(What is required): Locate each line with the string "this" in the listing below and copy it.

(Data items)

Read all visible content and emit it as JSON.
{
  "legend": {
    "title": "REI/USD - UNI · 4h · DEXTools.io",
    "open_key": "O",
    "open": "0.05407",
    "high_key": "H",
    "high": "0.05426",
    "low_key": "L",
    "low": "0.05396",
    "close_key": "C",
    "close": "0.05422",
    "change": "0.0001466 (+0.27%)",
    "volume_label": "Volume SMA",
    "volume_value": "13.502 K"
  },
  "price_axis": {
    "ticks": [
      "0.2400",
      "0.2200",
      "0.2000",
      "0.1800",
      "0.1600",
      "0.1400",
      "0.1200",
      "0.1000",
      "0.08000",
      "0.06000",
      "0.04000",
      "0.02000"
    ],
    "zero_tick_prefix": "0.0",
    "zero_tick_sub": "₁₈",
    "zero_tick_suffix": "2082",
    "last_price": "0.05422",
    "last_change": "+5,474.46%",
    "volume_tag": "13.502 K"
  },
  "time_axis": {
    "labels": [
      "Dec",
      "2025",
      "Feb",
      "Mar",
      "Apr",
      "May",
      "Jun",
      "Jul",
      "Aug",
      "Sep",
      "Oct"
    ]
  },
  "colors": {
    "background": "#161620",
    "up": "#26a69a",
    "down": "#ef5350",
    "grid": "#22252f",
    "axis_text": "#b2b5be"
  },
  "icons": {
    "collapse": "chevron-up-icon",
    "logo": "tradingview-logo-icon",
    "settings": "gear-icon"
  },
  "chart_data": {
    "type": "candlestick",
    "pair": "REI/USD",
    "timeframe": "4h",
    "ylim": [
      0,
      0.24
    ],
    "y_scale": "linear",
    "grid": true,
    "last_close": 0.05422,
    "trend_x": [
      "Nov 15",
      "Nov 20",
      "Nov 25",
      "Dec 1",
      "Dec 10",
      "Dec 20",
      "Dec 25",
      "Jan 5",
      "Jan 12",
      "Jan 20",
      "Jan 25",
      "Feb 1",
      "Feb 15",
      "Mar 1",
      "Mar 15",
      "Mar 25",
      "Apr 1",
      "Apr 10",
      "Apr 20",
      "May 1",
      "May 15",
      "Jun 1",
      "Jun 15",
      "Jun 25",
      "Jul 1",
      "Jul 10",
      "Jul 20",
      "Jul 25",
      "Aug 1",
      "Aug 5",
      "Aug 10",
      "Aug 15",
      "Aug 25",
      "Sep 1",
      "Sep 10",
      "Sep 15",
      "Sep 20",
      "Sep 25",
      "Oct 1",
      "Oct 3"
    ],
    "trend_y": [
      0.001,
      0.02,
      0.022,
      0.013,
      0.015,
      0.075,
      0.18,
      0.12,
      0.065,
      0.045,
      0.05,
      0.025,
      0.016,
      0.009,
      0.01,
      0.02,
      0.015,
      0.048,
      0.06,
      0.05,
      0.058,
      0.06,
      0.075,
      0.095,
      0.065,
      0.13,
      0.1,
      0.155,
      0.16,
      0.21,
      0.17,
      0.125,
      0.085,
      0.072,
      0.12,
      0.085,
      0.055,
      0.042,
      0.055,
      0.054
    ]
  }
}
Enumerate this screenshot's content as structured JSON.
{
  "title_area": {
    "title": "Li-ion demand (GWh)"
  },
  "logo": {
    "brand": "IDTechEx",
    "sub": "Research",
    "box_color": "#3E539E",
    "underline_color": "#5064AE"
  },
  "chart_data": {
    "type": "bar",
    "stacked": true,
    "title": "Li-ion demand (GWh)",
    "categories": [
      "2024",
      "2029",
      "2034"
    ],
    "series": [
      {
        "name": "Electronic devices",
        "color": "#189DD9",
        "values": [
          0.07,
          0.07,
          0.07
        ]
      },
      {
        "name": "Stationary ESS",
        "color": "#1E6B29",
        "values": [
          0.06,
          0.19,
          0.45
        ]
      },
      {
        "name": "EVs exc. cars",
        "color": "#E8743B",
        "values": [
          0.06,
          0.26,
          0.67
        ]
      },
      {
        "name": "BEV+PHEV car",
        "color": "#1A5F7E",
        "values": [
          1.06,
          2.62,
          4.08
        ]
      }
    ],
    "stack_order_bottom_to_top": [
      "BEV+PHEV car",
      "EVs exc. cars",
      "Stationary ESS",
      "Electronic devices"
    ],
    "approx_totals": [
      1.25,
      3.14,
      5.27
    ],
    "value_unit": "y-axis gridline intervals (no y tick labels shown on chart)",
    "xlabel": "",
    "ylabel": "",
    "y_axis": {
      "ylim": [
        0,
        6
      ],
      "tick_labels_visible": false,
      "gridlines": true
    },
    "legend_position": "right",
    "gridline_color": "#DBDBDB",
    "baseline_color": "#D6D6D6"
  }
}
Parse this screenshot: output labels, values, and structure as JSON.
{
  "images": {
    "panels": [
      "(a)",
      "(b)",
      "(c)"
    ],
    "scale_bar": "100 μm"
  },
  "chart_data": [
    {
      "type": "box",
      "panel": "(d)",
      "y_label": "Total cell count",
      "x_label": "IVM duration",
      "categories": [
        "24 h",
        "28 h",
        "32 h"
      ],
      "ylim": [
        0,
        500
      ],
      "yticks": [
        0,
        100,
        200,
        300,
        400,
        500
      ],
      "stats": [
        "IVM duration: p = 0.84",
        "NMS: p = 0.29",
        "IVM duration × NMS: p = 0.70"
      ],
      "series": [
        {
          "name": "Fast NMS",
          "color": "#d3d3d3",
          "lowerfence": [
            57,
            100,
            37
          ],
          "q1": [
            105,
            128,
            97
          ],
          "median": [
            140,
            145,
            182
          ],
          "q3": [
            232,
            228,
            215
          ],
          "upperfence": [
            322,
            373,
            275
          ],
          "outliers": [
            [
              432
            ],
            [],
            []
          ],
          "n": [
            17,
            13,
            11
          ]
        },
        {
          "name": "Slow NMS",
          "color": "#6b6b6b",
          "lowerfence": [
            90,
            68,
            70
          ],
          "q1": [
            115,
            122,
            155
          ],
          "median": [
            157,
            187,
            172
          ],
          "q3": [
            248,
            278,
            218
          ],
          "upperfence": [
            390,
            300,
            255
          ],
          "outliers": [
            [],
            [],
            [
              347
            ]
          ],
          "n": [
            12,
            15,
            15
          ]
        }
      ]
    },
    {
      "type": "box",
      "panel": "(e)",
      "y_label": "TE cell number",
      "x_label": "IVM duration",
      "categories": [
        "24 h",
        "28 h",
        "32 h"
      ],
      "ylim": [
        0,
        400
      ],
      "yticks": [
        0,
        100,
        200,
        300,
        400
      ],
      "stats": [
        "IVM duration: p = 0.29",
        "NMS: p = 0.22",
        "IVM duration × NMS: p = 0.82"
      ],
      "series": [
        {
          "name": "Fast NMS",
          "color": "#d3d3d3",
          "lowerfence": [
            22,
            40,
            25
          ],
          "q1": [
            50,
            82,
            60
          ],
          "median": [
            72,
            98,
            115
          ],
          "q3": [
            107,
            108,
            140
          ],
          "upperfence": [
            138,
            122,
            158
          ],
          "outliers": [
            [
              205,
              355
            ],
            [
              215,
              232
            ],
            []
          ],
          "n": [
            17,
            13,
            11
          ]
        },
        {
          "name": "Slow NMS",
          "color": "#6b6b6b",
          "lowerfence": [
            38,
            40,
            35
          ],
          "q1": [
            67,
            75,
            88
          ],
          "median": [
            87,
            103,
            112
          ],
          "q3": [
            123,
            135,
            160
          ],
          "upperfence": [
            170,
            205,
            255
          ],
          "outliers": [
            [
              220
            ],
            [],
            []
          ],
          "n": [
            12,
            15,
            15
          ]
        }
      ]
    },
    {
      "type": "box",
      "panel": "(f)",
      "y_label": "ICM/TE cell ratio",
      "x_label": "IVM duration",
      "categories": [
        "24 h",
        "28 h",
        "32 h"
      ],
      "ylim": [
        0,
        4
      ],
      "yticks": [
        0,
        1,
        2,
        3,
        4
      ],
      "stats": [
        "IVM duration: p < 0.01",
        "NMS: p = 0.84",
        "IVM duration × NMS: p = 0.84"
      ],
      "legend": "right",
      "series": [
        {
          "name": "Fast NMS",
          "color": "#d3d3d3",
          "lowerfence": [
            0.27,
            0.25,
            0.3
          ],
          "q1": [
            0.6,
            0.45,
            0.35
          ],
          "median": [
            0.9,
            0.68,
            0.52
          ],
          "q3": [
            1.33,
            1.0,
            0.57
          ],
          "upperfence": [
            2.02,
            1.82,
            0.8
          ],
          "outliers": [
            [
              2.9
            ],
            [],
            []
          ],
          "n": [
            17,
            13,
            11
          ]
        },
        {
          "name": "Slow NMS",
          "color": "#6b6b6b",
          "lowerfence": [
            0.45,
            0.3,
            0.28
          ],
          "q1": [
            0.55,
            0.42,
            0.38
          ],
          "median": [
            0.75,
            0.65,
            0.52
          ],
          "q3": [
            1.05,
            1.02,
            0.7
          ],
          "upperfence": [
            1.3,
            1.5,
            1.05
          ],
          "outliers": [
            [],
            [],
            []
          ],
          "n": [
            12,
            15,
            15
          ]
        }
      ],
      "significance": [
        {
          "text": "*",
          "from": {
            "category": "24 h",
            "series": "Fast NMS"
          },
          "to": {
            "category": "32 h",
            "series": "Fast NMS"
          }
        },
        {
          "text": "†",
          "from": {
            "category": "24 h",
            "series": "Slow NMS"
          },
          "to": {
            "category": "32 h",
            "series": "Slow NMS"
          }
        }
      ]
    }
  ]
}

(Full response):
Enumerate this screenshot's content as structured JSON.
Parse this screenshot: output labels, values, and structure as JSON.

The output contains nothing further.